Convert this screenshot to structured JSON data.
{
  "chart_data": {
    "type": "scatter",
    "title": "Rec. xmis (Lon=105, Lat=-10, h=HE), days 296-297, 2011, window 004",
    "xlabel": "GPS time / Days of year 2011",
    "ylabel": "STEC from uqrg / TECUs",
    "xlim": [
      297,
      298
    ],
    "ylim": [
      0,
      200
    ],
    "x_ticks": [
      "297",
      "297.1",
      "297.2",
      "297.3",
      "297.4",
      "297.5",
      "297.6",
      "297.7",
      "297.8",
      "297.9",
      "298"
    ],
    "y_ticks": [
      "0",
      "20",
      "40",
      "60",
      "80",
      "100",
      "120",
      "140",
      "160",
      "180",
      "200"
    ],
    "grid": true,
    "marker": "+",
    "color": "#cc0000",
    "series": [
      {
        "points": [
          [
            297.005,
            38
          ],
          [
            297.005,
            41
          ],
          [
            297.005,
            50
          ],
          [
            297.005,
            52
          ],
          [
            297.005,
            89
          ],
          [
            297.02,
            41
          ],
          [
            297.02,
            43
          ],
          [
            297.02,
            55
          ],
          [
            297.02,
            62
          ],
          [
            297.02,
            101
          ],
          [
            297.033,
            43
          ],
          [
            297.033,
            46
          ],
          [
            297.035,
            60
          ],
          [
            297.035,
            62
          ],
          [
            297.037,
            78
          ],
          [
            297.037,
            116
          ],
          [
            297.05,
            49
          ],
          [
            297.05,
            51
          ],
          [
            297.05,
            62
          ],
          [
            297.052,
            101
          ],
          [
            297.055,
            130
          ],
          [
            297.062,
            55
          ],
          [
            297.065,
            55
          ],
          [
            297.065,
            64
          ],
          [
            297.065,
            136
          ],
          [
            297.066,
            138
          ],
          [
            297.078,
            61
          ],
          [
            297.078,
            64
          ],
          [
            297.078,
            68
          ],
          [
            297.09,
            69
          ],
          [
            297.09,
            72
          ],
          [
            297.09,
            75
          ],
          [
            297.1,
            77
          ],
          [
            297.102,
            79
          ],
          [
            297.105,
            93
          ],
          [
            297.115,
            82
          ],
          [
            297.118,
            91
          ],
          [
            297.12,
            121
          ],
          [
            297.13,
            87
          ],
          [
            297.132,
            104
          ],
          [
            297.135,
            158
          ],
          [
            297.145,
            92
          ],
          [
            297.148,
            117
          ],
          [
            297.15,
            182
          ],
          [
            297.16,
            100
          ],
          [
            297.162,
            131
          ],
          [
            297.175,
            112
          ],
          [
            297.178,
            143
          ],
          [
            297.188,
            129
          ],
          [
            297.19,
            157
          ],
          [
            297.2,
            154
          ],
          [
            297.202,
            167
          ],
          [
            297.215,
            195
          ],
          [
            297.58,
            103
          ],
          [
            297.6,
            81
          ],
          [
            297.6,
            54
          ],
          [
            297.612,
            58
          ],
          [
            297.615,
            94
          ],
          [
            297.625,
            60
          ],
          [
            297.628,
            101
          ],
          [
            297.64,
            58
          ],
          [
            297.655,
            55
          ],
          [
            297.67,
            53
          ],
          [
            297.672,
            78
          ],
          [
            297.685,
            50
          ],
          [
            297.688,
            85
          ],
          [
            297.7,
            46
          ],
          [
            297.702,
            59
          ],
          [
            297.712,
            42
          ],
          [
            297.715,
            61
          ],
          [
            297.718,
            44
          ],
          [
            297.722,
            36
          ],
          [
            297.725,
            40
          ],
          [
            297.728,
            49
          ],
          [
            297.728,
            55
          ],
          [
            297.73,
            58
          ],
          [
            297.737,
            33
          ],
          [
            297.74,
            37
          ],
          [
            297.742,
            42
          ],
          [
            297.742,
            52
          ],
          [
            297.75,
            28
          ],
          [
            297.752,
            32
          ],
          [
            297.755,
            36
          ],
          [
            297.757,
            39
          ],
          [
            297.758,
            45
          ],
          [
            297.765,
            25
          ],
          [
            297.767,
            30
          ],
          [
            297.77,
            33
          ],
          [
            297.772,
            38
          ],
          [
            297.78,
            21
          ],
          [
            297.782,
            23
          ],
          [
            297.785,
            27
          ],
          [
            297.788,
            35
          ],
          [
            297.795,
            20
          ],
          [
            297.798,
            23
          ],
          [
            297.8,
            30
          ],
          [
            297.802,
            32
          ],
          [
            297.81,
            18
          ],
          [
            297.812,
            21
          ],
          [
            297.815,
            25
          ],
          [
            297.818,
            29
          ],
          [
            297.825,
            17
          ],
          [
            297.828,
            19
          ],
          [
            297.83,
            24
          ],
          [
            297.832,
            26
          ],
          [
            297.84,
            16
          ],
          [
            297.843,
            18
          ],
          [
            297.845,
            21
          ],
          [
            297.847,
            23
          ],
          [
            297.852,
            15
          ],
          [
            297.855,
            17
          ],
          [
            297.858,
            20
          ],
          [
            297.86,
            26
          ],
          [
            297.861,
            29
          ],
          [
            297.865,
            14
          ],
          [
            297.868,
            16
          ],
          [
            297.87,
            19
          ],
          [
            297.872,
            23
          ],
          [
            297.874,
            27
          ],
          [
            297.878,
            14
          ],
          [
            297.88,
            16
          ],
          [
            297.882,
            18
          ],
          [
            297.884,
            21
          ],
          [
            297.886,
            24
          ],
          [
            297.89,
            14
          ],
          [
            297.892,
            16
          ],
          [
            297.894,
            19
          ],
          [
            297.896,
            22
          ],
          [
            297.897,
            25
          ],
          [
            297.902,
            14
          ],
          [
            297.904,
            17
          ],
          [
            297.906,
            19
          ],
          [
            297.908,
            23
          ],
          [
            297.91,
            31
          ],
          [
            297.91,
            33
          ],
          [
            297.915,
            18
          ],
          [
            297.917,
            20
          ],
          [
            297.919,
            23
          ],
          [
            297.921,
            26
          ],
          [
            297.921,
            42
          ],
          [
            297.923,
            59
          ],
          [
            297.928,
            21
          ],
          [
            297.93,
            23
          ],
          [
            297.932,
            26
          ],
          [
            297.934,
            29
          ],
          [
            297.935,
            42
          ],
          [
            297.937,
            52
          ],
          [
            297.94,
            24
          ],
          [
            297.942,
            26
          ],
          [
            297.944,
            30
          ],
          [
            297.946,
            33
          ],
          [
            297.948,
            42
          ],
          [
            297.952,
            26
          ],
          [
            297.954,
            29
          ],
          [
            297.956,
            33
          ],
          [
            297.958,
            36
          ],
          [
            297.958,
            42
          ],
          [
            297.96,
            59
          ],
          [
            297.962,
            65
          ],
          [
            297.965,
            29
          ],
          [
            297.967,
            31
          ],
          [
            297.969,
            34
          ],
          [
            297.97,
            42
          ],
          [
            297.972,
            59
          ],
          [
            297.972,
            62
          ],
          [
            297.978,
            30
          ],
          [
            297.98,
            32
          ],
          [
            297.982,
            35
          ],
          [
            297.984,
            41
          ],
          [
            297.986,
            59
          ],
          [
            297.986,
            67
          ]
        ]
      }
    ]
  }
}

= = = = = = =

**WHAT YOU WILL DO**
Reproduce the listing shown above in its entirety, exactly.

**EXERCISE RESULT**
Convert this screenshot to structured JSON data.
{
  "chart_data": {
    "type": "scatter",
    "title": "Rec. xmis (Lon=105, Lat=-10, h=HE), days 296-297, 2011, window 004",
    "xlabel": "GPS time / Days of year 2011",
    "ylabel": "STEC from uqrg / TECUs",
    "xlim": [
      297,
      298
    ],
    "ylim": [
      0,
      200
    ],
    "x_ticks": [
      "297",
      "297.1",
      "297.2",
      "297.3",
      "297.4",
      "297.5",
      "297.6",
      "297.7",
      "297.8",
      "297.9",
      "298"
    ],
    "y_ticks": [
      "0",
      "20",
      "40",
      "60",
      "80",
      "100",
      "120",
      "140",
      "160",
      "180",
      "200"
    ],
    "grid": true,
    "marker": "+",
    "color": "#cc0000",
    "series": [
      {
        "points": [
          [
            297.005,
            38
          ],
          [
            297.005,
            41
          ],
          [
            297.005,
            50
          ],
          [
            297.005,
            52
          ],
          [
            297.005,
            89
          ],
          [
            297.02,
            41
          ],
          [
            297.02,
            43
          ],
          [
            297.02,
            55
          ],
          [
            297.02,
            62
          ],
          [
            297.02,
            101
          ],
          [
            297.033,
            43
          ],
          [
            297.033,
            46
          ],
          [
            297.035,
            60
          ],
          [
            297.035,
            62
          ],
          [
            297.037,
            78
          ],
          [
            297.037,
            116
          ],
          [
            297.05,
            49
          ],
          [
            297.05,
            51
          ],
          [
            297.05,
            62
          ],
          [
            297.052,
            101
          ],
          [
            297.055,
            130
          ],
          [
            297.062,
            55
          ],
          [
            297.065,
            55
          ],
          [
            297.065,
            64
          ],
          [
            297.065,
            136
          ],
          [
            297.066,
            138
          ],
          [
            297.078,
            61
          ],
          [
            297.078,
            64
          ],
          [
            297.078,
            68
          ],
          [
            297.09,
            69
          ],
          [
            297.09,
            72
          ],
          [
            297.09,
            75
          ],
          [
            297.1,
            77
          ],
          [
            297.102,
            79
          ],
          [
            297.105,
            93
          ],
          [
            297.115,
            82
          ],
          [
            297.118,
            91
          ],
          [
            297.12,
            121
          ],
          [
            297.13,
            87
          ],
          [
            297.132,
            104
          ],
          [
            297.135,
            158
          ],
          [
            297.145,
            92
          ],
          [
            297.148,
            117
          ],
          [
            297.15,
            182
          ],
          [
            297.16,
            100
          ],
          [
            297.162,
            131
          ],
          [
            297.175,
            112
          ],
          [
            297.178,
            143
          ],
          [
            297.188,
            129
          ],
          [
            297.19,
            157
          ],
          [
            297.2,
            154
          ],
          [
            297.202,
            167
          ],
          [
            297.215,
            195
          ],
          [
            297.58,
            103
          ],
          [
            297.6,
            81
          ],
          [
            297.6,
            54
          ],
          [
            297.612,
            58
          ],
          [
            297.615,
            94
          ],
          [
            297.625,
            60
          ],
          [
            297.628,
            101
          ],
          [
            297.64,
            58
          ],
          [
            297.655,
            55
          ],
          [
            297.67,
            53
          ],
          [
            297.672,
            78
          ],
          [
            297.685,
            50
          ],
          [
            297.688,
            85
          ],
          [
            297.7,
            46
          ],
          [
            297.702,
            59
          ],
          [
            297.712,
            42
          ],
          [
            297.715,
            61
          ],
          [
            297.718,
            44
          ],
          [
            297.722,
            36
          ],
          [
            297.725,
            40
          ],
          [
            297.728,
            49
          ],
          [
            297.728,
            55
          ],
          [
            297.73,
            58
          ],
          [
            297.737,
            33
          ],
          [
            297.74,
            37
          ],
          [
            297.742,
            42
          ],
          [
            297.742,
            52
          ],
          [
            297.75,
            28
          ],
          [
            297.752,
            32
          ],
          [
            297.755,
            36
          ],
          [
            297.757,
            39
          ],
          [
            297.758,
            45
          ],
          [
            297.765,
            25
          ],
          [
            297.767,
            30
          ],
          [
            297.77,
            33
          ],
          [
            297.772,
            38
          ],
          [
            297.78,
            21
          ],
          [
            297.782,
            23
          ],
          [
            297.785,
            27
          ],
          [
            297.788,
            35
          ],
          [
            297.795,
            20
          ],
          [
            297.798,
            23
          ],
          [
            297.8,
            30
          ],
          [
            297.802,
            32
          ],
          [
            297.81,
            18
          ],
          [
            297.812,
            21
          ],
          [
            297.815,
            25
          ],
          [
            297.818,
            29
          ],
          [
            297.825,
            17
          ],
          [
            297.828,
            19
          ],
          [
            297.83,
            24
          ],
          [
            297.832,
            26
          ],
          [
            297.84,
            16
          ],
          [
            297.843,
            18
          ],
          [
            297.845,
            21
          ],
          [
            297.847,
            23
          ],
          [
            297.852,
            15
          ],
          [
            297.855,
            17
          ],
          [
            297.858,
            20
          ],
          [
            297.86,
            26
          ],
          [
            297.861,
            29
          ],
          [
            297.865,
            14
          ],
          [
            297.868,
            16
          ],
          [
            297.87,
            19
          ],
          [
            297.872,
            23
          ],
          [
            297.874,
            27
          ],
          [
            297.878,
            14
          ],
          [
            297.88,
            16
          ],
          [
            297.882,
            18
          ],
          [
            297.884,
            21
          ],
          [
            297.886,
            24
          ],
          [
            297.89,
            14
          ],
          [
            297.892,
            16
          ],
          [
            297.894,
            19
          ],
          [
            297.896,
            22
          ],
          [
            297.897,
            25
          ],
          [
            297.902,
            14
          ],
          [
            297.904,
            17
          ],
          [
            297.906,
            19
          ],
          [
            297.908,
            23
          ],
          [
            297.91,
            31
          ],
          [
            297.91,
            33
          ],
          [
            297.915,
            18
          ],
          [
            297.917,
            20
          ],
          [
            297.919,
            23
          ],
          [
            297.921,
            26
          ],
          [
            297.921,
            42
          ],
          [
            297.923,
            59
          ],
          [
            297.928,
            21
          ],
          [
            297.93,
            23
          ],
          [
            297.932,
            26
          ],
          [
            297.934,
            29
          ],
          [
            297.935,
            42
          ],
          [
            297.937,
            52
          ],
          [
            297.94,
            24
          ],
          [
            297.942,
            26
          ],
          [
            297.944,
            30
          ],
          [
            297.946,
            33
          ],
          [
            297.948,
            42
          ],
          [
            297.952,
            26
          ],
          [
            297.954,
            29
          ],
          [
            297.956,
            33
          ],
          [
            297.958,
            36
          ],
          [
            297.958,
            42
          ],
          [
            297.96,
            59
          ],
          [
            297.962,
            65
          ],
          [
            297.965,
            29
          ],
          [
            297.967,
            31
          ],
          [
            297.969,
            34
          ],
          [
            297.97,
            42
          ],
          [
            297.972,
            59
          ],
          [
            297.972,
            62
          ],
          [
            297.978,
            30
          ],
          [
            297.98,
            32
          ],
          [
            297.982,
            35
          ],
          [
            297.984,
            41
          ],
          [
            297.986,
            59
          ],
          [
            297.986,
            67
          ]
        ]
      }
    ]
  }
}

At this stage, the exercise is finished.